**TASK DESCRIPTION**. All of the records below need to be copied exactly.

==== DATA LISTING ====

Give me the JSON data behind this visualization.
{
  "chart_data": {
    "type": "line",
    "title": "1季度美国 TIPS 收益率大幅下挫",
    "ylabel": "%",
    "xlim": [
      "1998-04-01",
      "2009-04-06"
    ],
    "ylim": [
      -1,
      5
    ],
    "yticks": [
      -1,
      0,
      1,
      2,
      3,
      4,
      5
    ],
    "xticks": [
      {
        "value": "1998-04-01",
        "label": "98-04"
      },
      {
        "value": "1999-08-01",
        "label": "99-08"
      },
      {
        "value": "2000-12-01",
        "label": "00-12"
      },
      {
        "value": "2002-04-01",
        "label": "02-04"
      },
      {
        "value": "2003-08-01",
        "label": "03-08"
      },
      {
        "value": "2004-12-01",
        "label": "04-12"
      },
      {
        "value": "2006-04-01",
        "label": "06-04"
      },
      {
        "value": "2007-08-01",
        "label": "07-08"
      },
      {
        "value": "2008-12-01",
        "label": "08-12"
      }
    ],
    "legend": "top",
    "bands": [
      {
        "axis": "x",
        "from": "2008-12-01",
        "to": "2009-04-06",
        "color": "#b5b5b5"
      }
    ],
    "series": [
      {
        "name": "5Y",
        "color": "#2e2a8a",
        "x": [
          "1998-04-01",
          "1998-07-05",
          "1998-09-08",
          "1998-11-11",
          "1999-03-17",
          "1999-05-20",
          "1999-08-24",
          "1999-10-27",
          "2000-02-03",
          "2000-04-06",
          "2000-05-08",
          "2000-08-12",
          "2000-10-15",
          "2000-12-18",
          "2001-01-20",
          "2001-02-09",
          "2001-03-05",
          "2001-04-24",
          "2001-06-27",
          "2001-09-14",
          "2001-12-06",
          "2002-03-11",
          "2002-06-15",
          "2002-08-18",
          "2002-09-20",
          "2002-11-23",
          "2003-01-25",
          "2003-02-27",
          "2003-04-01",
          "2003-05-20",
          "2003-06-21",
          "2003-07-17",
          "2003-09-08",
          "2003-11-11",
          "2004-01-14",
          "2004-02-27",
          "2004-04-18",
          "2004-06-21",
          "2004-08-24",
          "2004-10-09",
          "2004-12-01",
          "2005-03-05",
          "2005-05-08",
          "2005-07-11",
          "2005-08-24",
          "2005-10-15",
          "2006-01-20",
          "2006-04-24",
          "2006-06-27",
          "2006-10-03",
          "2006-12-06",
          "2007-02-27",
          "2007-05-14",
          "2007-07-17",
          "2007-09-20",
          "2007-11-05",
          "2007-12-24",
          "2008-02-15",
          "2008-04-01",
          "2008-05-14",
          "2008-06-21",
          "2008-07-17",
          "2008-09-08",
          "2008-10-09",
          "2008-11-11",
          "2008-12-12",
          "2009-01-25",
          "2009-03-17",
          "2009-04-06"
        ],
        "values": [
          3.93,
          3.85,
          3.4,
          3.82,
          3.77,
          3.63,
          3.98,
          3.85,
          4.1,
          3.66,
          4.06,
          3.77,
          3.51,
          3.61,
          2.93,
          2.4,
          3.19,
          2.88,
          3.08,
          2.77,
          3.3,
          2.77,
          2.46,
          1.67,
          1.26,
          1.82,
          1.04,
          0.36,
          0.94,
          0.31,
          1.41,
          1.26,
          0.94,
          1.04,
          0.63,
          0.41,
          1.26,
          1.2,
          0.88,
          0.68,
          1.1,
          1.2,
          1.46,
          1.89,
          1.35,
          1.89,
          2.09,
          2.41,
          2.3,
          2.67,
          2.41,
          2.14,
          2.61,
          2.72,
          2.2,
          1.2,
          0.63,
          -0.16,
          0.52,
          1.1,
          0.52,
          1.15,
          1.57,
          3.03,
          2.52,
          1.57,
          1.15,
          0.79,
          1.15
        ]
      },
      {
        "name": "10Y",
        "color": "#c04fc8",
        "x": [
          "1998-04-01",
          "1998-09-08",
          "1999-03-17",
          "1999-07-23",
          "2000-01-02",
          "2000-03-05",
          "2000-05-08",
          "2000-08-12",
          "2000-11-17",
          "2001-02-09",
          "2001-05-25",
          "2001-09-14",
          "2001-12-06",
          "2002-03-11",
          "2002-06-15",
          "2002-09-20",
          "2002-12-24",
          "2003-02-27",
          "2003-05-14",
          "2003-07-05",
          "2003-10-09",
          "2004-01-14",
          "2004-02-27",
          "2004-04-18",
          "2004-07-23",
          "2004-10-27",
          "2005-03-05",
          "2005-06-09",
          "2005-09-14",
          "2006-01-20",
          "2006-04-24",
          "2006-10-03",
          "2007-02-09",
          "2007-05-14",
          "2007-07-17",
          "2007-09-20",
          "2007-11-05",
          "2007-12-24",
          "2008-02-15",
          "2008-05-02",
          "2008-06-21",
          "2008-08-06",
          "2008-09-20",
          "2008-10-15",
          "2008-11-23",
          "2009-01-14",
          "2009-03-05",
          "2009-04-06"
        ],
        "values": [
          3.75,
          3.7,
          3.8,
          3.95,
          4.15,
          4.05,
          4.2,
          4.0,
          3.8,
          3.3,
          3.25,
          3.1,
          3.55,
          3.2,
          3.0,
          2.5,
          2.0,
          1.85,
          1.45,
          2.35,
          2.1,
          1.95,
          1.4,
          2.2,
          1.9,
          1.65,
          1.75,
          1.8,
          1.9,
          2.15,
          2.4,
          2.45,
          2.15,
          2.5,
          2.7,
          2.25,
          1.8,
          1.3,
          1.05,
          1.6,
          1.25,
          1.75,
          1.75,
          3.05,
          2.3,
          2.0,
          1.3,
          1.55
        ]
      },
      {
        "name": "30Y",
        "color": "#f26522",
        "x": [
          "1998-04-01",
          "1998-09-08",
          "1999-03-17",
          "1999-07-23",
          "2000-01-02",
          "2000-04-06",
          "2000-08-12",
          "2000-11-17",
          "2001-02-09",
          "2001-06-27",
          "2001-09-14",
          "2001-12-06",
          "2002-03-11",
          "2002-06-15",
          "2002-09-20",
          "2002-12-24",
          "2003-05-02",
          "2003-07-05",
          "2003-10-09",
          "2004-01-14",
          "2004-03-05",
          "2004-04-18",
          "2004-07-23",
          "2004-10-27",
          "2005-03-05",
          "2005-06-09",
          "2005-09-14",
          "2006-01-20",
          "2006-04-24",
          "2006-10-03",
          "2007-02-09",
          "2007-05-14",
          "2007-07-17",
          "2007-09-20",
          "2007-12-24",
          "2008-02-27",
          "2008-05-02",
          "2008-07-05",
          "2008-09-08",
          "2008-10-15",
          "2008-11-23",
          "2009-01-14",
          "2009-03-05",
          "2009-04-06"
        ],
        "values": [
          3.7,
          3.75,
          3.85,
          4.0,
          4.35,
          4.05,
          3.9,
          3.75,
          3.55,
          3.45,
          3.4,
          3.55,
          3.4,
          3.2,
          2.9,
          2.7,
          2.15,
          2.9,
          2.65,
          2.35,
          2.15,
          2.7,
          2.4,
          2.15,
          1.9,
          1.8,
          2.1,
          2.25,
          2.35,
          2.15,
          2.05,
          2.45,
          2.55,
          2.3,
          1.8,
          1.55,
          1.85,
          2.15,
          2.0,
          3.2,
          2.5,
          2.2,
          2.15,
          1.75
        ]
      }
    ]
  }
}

====

**REPLY TO THE EXERCISE**.
Give me the JSON data behind this visualization.
{
  "chart_data": {
    "type": "line",
    "title": "1季度美国 TIPS 收益率大幅下挫",
    "ylabel": "%",
    "xlim": [
      "1998-04-01",
      "2009-04-06"
    ],
    "ylim": [
      -1,
      5
    ],
    "yticks": [
      -1,
      0,
      1,
      2,
      3,
      4,
      5
    ],
    "xticks": [
      {
        "value": "1998-04-01",
        "label": "98-04"
      },
      {
        "value": "1999-08-01",
        "label": "99-08"
      },
      {
        "value": "2000-12-01",
        "label": "00-12"
      },
      {
        "value": "2002-04-01",
        "label": "02-04"
      },
      {
        "value": "2003-08-01",
        "label": "03-08"
      },
      {
        "value": "2004-12-01",
        "label": "04-12"
      },
      {
        "value": "2006-04-01",
        "label": "06-04"
      },
      {
        "value": "2007-08-01",
        "label": "07-08"
      },
      {
        "value": "2008-12-01",
        "label": "08-12"
      }
    ],
    "legend": "top",
    "bands": [
      {
        "axis": "x",
        "from": "2008-12-01",
        "to": "2009-04-06",
        "color": "#b5b5b5"
      }
    ],
    "series": [
      {
        "name": "5Y",
        "color": "#2e2a8a",
        "x": [
          "1998-04-01",
          "1998-07-05",
          "1998-09-08",
          "1998-11-11",
          "1999-03-17",
          "1999-05-20",
          "1999-08-24",
          "1999-10-27",
          "2000-02-03",
          "2000-04-06",
          "2000-05-08",
          "2000-08-12",
          "2000-10-15",
          "2000-12-18",
          "2001-01-20",
          "2001-02-09",
          "2001-03-05",
          "2001-04-24",
          "2001-06-27",
          "2001-09-14",
          "2001-12-06",
          "2002-03-11",
          "2002-06-15",
          "2002-08-18",
          "2002-09-20",
          "2002-11-23",
          "2003-01-25",
          "2003-02-27",
          "2003-04-01",
          "2003-05-20",
          "2003-06-21",
          "2003-07-17",
          "2003-09-08",
          "2003-11-11",
          "2004-01-14",
          "2004-02-27",
          "2004-04-18",
          "2004-06-21",
          "2004-08-24",
          "2004-10-09",
          "2004-12-01",
          "2005-03-05",
          "2005-05-08",
          "2005-07-11",
          "2005-08-24",
          "2005-10-15",
          "2006-01-20",
          "2006-04-24",
          "2006-06-27",
          "2006-10-03",
          "2006-12-06",
          "2007-02-27",
          "2007-05-14",
          "2007-07-17",
          "2007-09-20",
          "2007-11-05",
          "2007-12-24",
          "2008-02-15",
          "2008-04-01",
          "2008-05-14",
          "2008-06-21",
          "2008-07-17",
          "2008-09-08",
          "2008-10-09",
          "2008-11-11",
          "2008-12-12",
          "2009-01-25",
          "2009-03-17",
          "2009-04-06"
        ],
        "values": [
          3.93,
          3.85,
          3.4,
          3.82,
          3.77,
          3.63,
          3.98,
          3.85,
          4.1,
          3.66,
          4.06,
          3.77,
          3.51,
          3.61,
          2.93,
          2.4,
          3.19,
          2.88,
          3.08,
          2.77,
          3.3,
          2.77,
          2.46,
          1.67,
          1.26,
          1.82,
          1.04,
          0.36,
          0.94,
          0.31,
          1.41,
          1.26,
          0.94,
          1.04,
          0.63,
          0.41,
          1.26,
          1.2,
          0.88,
          0.68,
          1.1,
          1.2,
          1.46,
          1.89,
          1.35,
          1.89,
          2.09,
          2.41,
          2.3,
          2.67,
          2.41,
          2.14,
          2.61,
          2.72,
          2.2,
          1.2,
          0.63,
          -0.16,
          0.52,
          1.1,
          0.52,
          1.15,
          1.57,
          3.03,
          2.52,
          1.57,
          1.15,
          0.79,
          1.15
        ]
      },
      {
        "name": "10Y",
        "color": "#c04fc8",
        "x": [
          "1998-04-01",
          "1998-09-08",
          "1999-03-17",
          "1999-07-23",
          "2000-01-02",
          "2000-03-05",
          "2000-05-08",
          "2000-08-12",
          "2000-11-17",
          "2001-02-09",
          "2001-05-25",
          "2001-09-14",
          "2001-12-06",
          "2002-03-11",
          "2002-06-15",
          "2002-09-20",
          "2002-12-24",
          "2003-02-27",
          "2003-05-14",
          "2003-07-05",
          "2003-10-09",
          "2004-01-14",
          "2004-02-27",
          "2004-04-18",
          "2004-07-23",
          "2004-10-27",
          "2005-03-05",
          "2005-06-09",
          "2005-09-14",
          "2006-01-20",
          "2006-04-24",
          "2006-10-03",
          "2007-02-09",
          "2007-05-14",
          "2007-07-17",
          "2007-09-20",
          "2007-11-05",
          "2007-12-24",
          "2008-02-15",
          "2008-05-02",
          "2008-06-21",
          "2008-08-06",
          "2008-09-20",
          "2008-10-15",
          "2008-11-23",
          "2009-01-14",
          "2009-03-05",
          "2009-04-06"
        ],
        "values": [
          3.75,
          3.7,
          3.8,
          3.95,
          4.15,
          4.05,
          4.2,
          4.0,
          3.8,
          3.3,
          3.25,
          3.1,
          3.55,
          3.2,
          3.0,
          2.5,
          2.0,
          1.85,
          1.45,
          2.35,
          2.1,
          1.95,
          1.4,
          2.2,
          1.9,
          1.65,
          1.75,
          1.8,
          1.9,
          2.15,
          2.4,
          2.45,
          2.15,
          2.5,
          2.7,
          2.25,
          1.8,
          1.3,
          1.05,
          1.6,
          1.25,
          1.75,
          1.75,
          3.05,
          2.3,
          2.0,
          1.3,
          1.55
        ]
      },
      {
        "name": "30Y",
        "color": "#f26522",
        "x": [
          "1998-04-01",
          "1998-09-08",
          "1999-03-17",
          "1999-07-23",
          "2000-01-02",
          "2000-04-06",
          "2000-08-12",
          "2000-11-17",
          "2001-02-09",
          "2001-06-27",
          "2001-09-14",
          "2001-12-06",
          "2002-03-11",
          "2002-06-15",
          "2002-09-20",
          "2002-12-24",
          "2003-05-02",
          "2003-07-05",
          "2003-10-09",
          "2004-01-14",
          "2004-03-05",
          "2004-04-18",
          "2004-07-23",
          "2004-10-27",
          "2005-03-05",
          "2005-06-09",
          "2005-09-14",
          "2006-01-20",
          "2006-04-24",
          "2006-10-03",
          "2007-02-09",
          "2007-05-14",
          "2007-07-17",
          "2007-09-20",
          "2007-12-24",
          "2008-02-27",
          "2008-05-02",
          "2008-07-05",
          "2008-09-08",
          "2008-10-15",
          "2008-11-23",
          "2009-01-14",
          "2009-03-05",
          "2009-04-06"
        ],
        "values": [
          3.7,
          3.75,
          3.85,
          4.0,
          4.35,
          4.05,
          3.9,
          3.75,
          3.55,
          3.45,
          3.4,
          3.55,
          3.4,
          3.2,
          2.9,
          2.7,
          2.15,
          2.9,
          2.65,
          2.35,
          2.15,
          2.7,
          2.4,
          2.15,
          1.9,
          1.8,
          2.1,
          2.25,
          2.35,
          2.15,
          2.05,
          2.45,
          2.55,
          2.3,
          1.8,
          1.55,
          1.85,
          2.15,
          2.0,
          3.2,
          2.5,
          2.2,
          2.15,
          1.75
        ]
      }
    ]
  }
}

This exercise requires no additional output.